■ **To be done**:
Reproduce every line below word for word, from the first to the last.

Items from a data source

#####

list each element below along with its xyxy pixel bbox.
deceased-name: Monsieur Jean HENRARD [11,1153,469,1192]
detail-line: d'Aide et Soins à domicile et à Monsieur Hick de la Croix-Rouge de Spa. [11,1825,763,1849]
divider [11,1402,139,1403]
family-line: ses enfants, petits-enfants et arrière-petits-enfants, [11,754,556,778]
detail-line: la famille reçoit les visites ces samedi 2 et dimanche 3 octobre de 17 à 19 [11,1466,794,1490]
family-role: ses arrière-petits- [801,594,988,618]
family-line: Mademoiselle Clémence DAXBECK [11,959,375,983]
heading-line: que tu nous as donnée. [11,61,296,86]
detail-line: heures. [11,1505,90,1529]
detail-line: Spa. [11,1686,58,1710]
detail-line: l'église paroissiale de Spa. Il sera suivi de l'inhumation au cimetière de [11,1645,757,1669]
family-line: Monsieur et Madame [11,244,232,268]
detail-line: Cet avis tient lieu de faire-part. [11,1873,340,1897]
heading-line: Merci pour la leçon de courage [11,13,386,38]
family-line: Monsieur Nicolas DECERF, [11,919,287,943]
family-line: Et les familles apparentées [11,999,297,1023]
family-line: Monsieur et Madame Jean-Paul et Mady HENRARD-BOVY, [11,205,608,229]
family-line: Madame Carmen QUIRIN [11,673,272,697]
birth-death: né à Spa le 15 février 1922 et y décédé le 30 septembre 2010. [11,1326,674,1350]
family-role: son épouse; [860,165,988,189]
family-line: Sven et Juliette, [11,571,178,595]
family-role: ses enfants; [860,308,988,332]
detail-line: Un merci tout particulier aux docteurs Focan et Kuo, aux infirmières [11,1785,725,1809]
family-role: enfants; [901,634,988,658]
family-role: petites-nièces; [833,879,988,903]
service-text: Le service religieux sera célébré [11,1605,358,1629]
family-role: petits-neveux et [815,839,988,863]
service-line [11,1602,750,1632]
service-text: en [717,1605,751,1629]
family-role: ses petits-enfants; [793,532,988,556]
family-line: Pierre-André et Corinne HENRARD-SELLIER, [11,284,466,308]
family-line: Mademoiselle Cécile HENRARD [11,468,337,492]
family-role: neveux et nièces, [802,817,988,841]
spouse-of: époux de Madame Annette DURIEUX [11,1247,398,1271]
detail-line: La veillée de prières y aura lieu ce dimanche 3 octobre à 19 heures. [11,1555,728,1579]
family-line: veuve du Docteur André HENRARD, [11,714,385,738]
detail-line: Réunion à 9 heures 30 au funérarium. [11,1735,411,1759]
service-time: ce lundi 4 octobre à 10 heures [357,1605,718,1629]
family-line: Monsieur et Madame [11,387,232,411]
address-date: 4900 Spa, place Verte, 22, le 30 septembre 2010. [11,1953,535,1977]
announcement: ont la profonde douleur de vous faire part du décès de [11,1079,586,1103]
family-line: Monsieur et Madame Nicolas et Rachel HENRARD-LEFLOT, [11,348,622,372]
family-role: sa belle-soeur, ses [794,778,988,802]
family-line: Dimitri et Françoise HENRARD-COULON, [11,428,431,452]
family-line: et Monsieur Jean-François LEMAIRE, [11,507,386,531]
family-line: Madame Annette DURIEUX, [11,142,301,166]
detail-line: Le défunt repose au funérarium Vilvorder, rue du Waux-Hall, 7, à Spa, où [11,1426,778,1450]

#####

■ **Correct result**:
list each element below along with its xyxy pixel bbox.
deceased-name: Monsieur Jean HENRARD [11,1153,469,1192]
detail-line: d'Aide et Soins à domicile et à Monsieur Hick de la Croix-Rouge de Spa. [11,1825,763,1849]
divider [11,1402,139,1403]
family-line: ses enfants, petits-enfants et arrière-petits-enfants, [11,754,556,778]
detail-line: la famille reçoit les visites ces samedi 2 et dimanche 3 octobre de 17 à 19 [11,1466,794,1490]
family-role: ses arrière-petits- [801,594,988,618]
family-line: Mademoiselle Clémence DAXBECK [11,959,375,983]
heading-line: que tu nous as donnée. [11,61,296,86]
detail-line: heures. [11,1505,90,1529]
detail-line: Spa. [11,1686,58,1710]
detail-line: l'église paroissiale de Spa. Il sera suivi de l'inhumation au cimetière de [11,1645,757,1669]
family-line: Monsieur et Madame [11,244,232,268]
detail-line: Cet avis tient lieu de faire-part. [11,1873,340,1897]
heading-line: Merci pour la leçon de courage [11,13,386,38]
family-line: Monsieur Nicolas DECERF, [11,919,287,943]
family-line: Et les familles apparentées [11,999,297,1023]
family-line: Monsieur et Madame Jean-Paul et Mady HENRARD-BOVY, [11,205,608,229]
family-line: Madame Carmen QUIRIN [11,673,272,697]
birth-death: né à Spa le 15 février 1922 et y décédé le 30 septembre 2010. [11,1326,674,1350]
family-role: son épouse; [860,165,988,189]
family-line: Sven et Juliette, [11,571,178,595]
family-role: ses enfants; [860,308,988,332]
detail-line: Un merci tout particulier aux docteurs Focan et Kuo, aux infirmières [11,1785,725,1809]
family-role: enfants; [901,634,988,658]
family-role: petites-nièces; [833,879,988,903]
service-text: Le service religieux sera célébré [11,1605,358,1629]
family-role: petits-neveux et [815,839,988,863]
service-line [11,1602,750,1632]
service-text: en [717,1605,751,1629]
family-role: ses petits-enfants; [793,532,988,556]
family-line: Pierre-André et Corinne HENRARD-SELLIER, [11,284,466,308]
family-line: Mademoiselle Cécile HENRARD [11,468,337,492]
family-role: neveux et nièces, [802,817,988,841]
spouse-of: époux de Madame Annette DURIEUX [11,1247,398,1271]
detail-line: La veillée de prières y aura lieu ce dimanche 3 octobre à 19 heures. [11,1555,728,1579]
family-line: veuve du Docteur André HENRARD, [11,714,385,738]
detail-line: Réunion à 9 heures 30 au funérarium. [11,1735,411,1759]
service-time: ce lundi 4 octobre à 10 heures [357,1605,718,1629]
family-line: Monsieur et Madame [11,387,232,411]
address-date: 4900 Spa, place Verte, 22, le 30 septembre 2010. [11,1953,535,1977]
announcement: ont la profonde douleur de vous faire part du décès de [11,1079,586,1103]
family-line: Monsieur et Madame Nicolas et Rachel HENRARD-LEFLOT, [11,348,622,372]
family-role: sa belle-soeur, ses [794,778,988,802]
family-line: Dimitri et Françoise HENRARD-COULON, [11,428,431,452]
family-line: et Monsieur Jean-François LEMAIRE, [11,507,386,531]
family-line: Madame Annette DURIEUX, [11,142,301,166]
detail-line: Le défunt repose au funérarium Vilvorder, rue du Waux-Hall, 7, à Spa, où [11,1426,778,1450]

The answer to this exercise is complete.